PROBLEM STATEMENT
Render the material again word for word, skipping the pictures in it.

[Data entries for graphics]
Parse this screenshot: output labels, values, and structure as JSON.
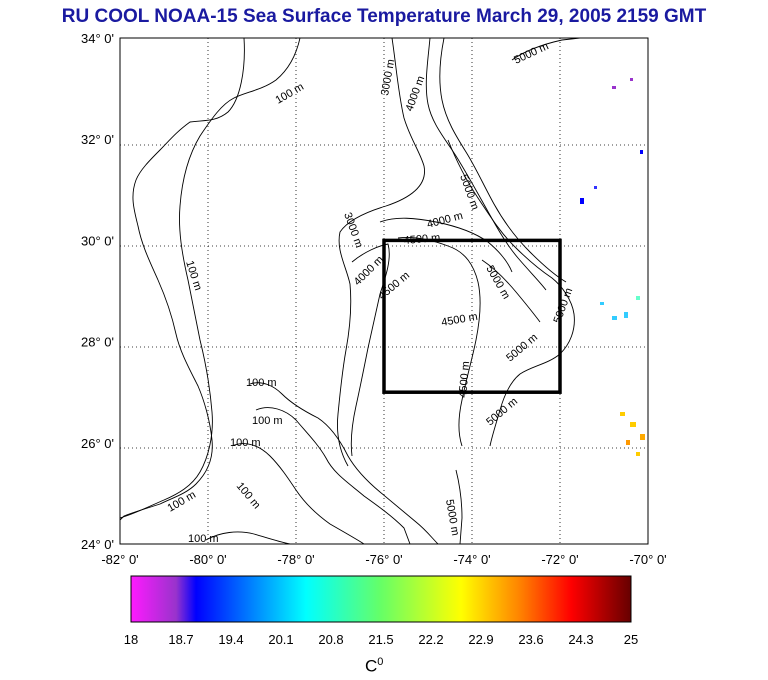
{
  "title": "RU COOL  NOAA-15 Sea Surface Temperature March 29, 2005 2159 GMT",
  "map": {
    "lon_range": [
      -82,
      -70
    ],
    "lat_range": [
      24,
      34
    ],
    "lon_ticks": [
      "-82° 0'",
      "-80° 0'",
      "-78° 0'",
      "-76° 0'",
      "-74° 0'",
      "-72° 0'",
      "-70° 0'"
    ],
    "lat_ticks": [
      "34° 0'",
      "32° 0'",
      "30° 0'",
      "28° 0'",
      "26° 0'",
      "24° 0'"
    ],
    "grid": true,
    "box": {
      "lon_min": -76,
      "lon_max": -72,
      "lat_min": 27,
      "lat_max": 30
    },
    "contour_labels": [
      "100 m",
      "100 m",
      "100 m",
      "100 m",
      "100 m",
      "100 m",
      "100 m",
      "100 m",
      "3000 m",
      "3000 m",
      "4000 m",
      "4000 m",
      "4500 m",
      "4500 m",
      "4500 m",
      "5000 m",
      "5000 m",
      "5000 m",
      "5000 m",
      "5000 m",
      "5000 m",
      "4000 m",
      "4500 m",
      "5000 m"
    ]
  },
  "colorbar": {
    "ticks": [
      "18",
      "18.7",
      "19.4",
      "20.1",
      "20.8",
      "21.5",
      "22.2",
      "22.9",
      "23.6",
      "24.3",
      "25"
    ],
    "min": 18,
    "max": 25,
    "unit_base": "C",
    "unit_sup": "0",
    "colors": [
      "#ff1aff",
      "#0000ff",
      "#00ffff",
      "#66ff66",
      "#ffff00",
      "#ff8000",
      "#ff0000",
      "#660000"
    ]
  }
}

SOLUTION FOR THIS EXERCISE
Parse this screenshot: output labels, values, and structure as JSON.
{
  "title": "RU COOL  NOAA-15 Sea Surface Temperature March 29, 2005 2159 GMT",
  "map": {
    "lon_range": [
      -82,
      -70
    ],
    "lat_range": [
      24,
      34
    ],
    "lon_ticks": [
      "-82° 0'",
      "-80° 0'",
      "-78° 0'",
      "-76° 0'",
      "-74° 0'",
      "-72° 0'",
      "-70° 0'"
    ],
    "lat_ticks": [
      "34° 0'",
      "32° 0'",
      "30° 0'",
      "28° 0'",
      "26° 0'",
      "24° 0'"
    ],
    "grid": true,
    "box": {
      "lon_min": -76,
      "lon_max": -72,
      "lat_min": 27,
      "lat_max": 30
    },
    "contour_labels": [
      "100 m",
      "100 m",
      "100 m",
      "100 m",
      "100 m",
      "100 m",
      "100 m",
      "100 m",
      "3000 m",
      "3000 m",
      "4000 m",
      "4000 m",
      "4500 m",
      "4500 m",
      "4500 m",
      "5000 m",
      "5000 m",
      "5000 m",
      "5000 m",
      "5000 m",
      "5000 m",
      "4000 m",
      "4500 m",
      "5000 m"
    ]
  },
  "colorbar": {
    "ticks": [
      "18",
      "18.7",
      "19.4",
      "20.1",
      "20.8",
      "21.5",
      "22.2",
      "22.9",
      "23.6",
      "24.3",
      "25"
    ],
    "min": 18,
    "max": 25,
    "unit_base": "C",
    "unit_sup": "0",
    "colors": [
      "#ff1aff",
      "#0000ff",
      "#00ffff",
      "#66ff66",
      "#ffff00",
      "#ff8000",
      "#ff0000",
      "#660000"
    ]
  }
}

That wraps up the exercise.